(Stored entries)

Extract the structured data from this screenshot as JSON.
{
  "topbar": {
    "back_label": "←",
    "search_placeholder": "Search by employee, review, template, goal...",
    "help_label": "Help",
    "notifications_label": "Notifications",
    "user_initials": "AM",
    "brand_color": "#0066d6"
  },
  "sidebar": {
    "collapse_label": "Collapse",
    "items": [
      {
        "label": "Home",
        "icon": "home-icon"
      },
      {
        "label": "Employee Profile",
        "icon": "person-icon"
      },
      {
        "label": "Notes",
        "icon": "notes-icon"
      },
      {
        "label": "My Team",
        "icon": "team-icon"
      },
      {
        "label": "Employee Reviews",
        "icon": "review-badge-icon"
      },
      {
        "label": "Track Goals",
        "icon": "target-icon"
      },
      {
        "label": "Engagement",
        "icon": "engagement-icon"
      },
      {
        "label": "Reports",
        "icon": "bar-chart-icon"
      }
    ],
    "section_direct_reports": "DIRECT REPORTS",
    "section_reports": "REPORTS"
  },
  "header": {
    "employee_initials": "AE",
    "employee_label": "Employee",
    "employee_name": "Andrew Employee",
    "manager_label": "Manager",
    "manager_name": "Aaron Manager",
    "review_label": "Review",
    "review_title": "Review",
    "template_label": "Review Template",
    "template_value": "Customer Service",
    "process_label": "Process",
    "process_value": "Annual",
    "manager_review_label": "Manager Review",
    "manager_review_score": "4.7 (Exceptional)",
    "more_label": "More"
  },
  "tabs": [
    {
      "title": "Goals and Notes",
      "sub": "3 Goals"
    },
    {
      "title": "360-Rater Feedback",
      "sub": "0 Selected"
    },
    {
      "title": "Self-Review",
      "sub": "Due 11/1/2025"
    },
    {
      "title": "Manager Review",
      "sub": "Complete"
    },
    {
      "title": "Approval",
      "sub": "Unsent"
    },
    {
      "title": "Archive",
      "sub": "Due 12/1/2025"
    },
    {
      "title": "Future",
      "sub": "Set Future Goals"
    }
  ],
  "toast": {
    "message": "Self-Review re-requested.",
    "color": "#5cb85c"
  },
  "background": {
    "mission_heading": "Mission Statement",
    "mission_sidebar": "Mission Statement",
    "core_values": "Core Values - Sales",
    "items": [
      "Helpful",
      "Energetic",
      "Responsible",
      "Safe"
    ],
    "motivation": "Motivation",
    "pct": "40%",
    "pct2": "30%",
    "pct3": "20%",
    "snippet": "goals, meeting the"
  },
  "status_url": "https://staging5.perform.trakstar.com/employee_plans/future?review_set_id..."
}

...

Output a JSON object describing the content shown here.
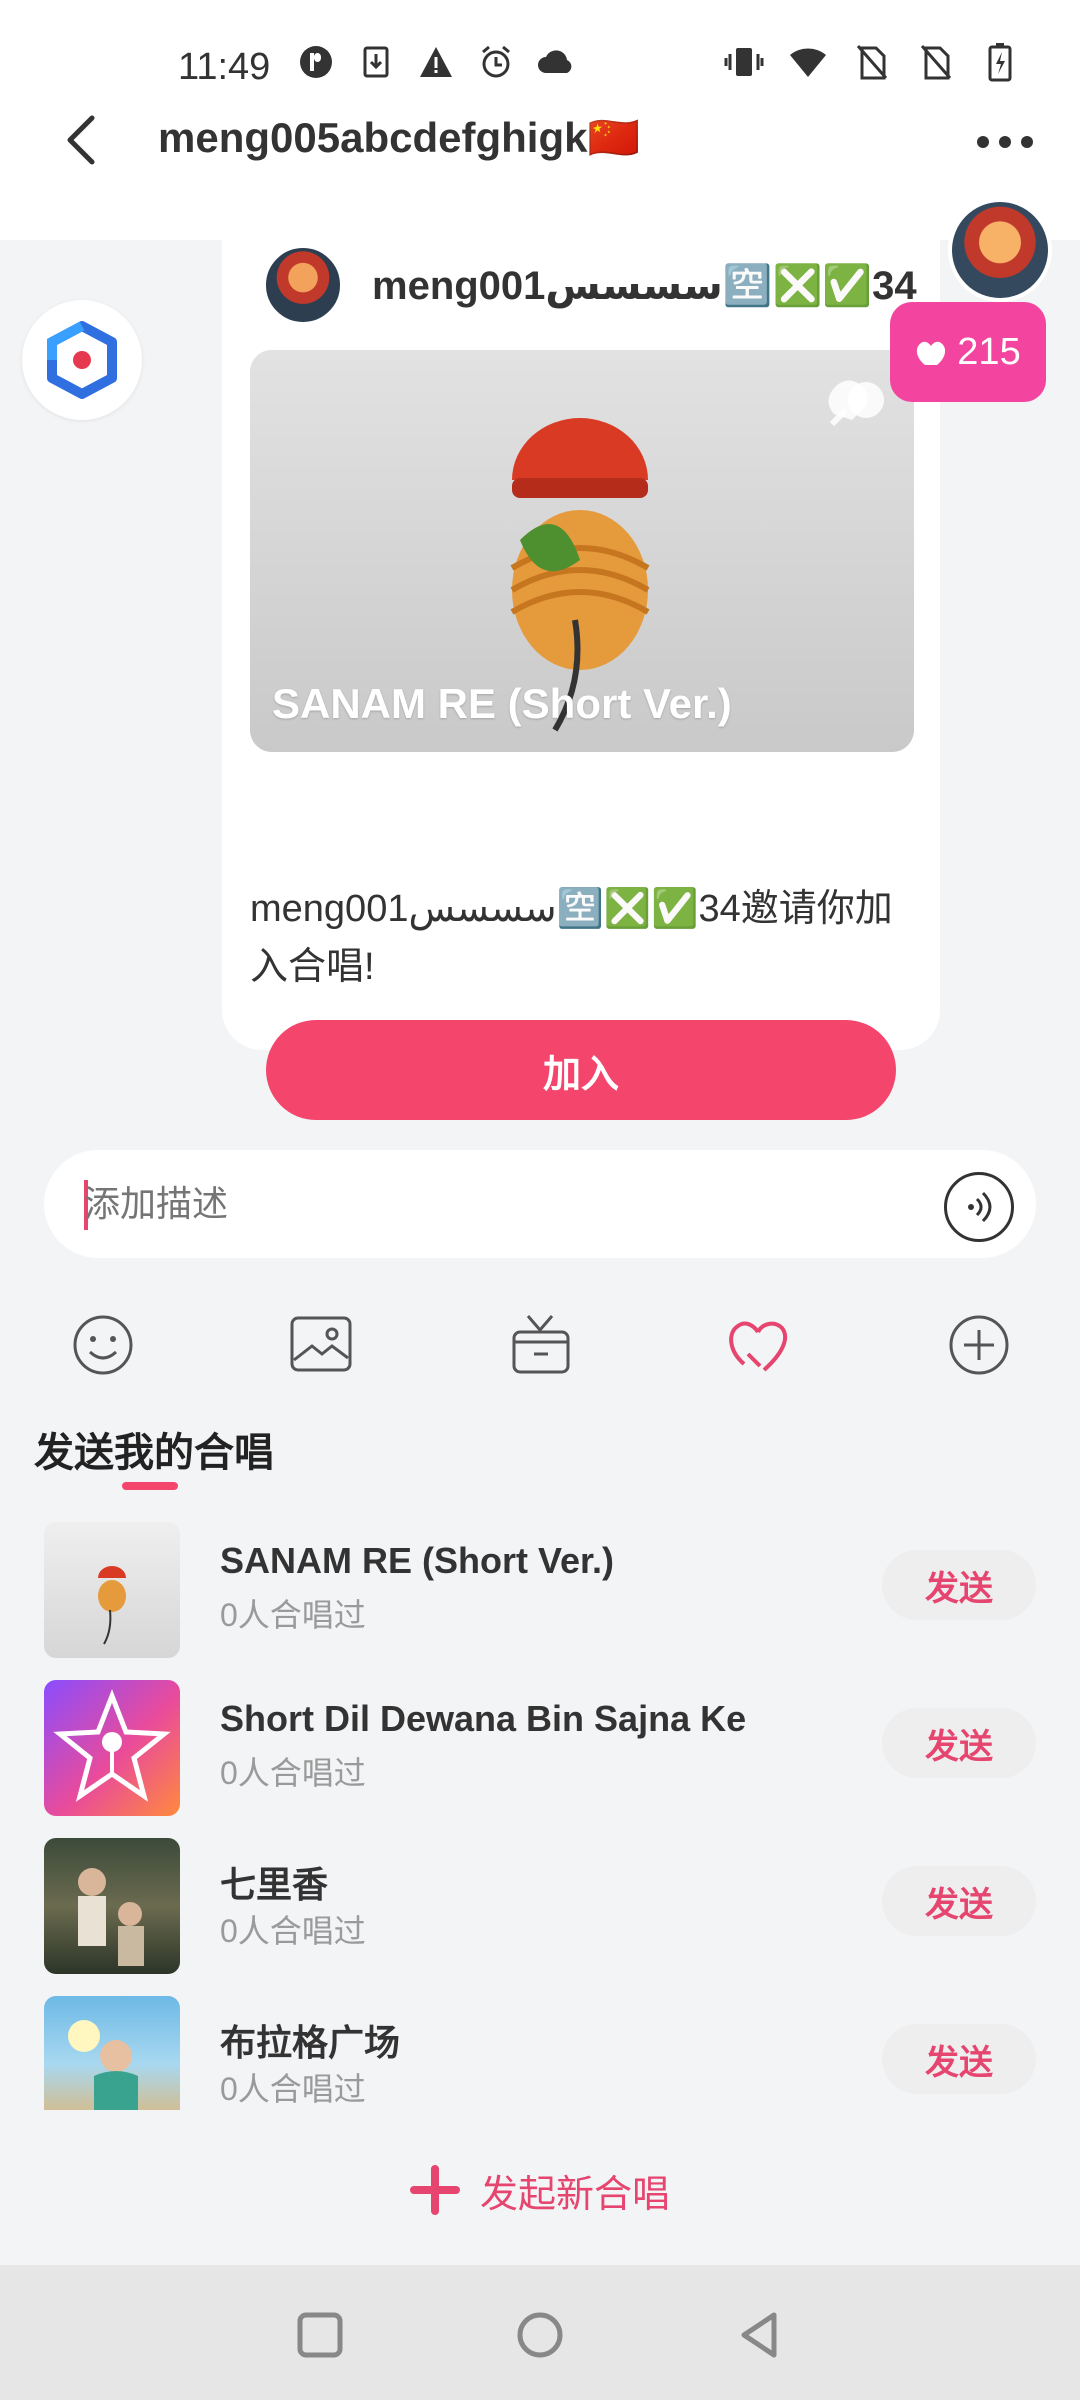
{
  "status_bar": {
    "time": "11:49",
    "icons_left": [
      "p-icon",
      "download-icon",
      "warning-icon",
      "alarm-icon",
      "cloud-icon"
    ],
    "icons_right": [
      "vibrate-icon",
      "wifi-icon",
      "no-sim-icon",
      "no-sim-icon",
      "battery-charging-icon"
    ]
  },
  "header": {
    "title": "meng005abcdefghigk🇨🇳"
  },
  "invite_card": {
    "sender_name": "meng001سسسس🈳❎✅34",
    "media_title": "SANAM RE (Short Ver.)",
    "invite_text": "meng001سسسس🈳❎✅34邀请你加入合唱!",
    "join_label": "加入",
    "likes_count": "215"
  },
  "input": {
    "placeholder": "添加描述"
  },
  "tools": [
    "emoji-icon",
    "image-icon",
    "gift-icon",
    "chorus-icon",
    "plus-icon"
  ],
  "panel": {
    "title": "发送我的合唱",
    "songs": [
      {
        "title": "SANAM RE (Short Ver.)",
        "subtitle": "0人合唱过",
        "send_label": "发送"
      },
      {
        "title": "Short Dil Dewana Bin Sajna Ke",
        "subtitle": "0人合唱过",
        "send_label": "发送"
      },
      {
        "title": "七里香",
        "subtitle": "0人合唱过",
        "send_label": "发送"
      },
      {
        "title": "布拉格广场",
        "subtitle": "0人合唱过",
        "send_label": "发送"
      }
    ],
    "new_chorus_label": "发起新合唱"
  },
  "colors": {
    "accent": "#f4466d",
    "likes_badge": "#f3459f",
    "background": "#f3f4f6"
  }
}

* The task
Copy all lines in the listing above where the string "Self" appears.

* Finished task
      "title": "Self-Review",
    "message": "Self-Review re-requested.",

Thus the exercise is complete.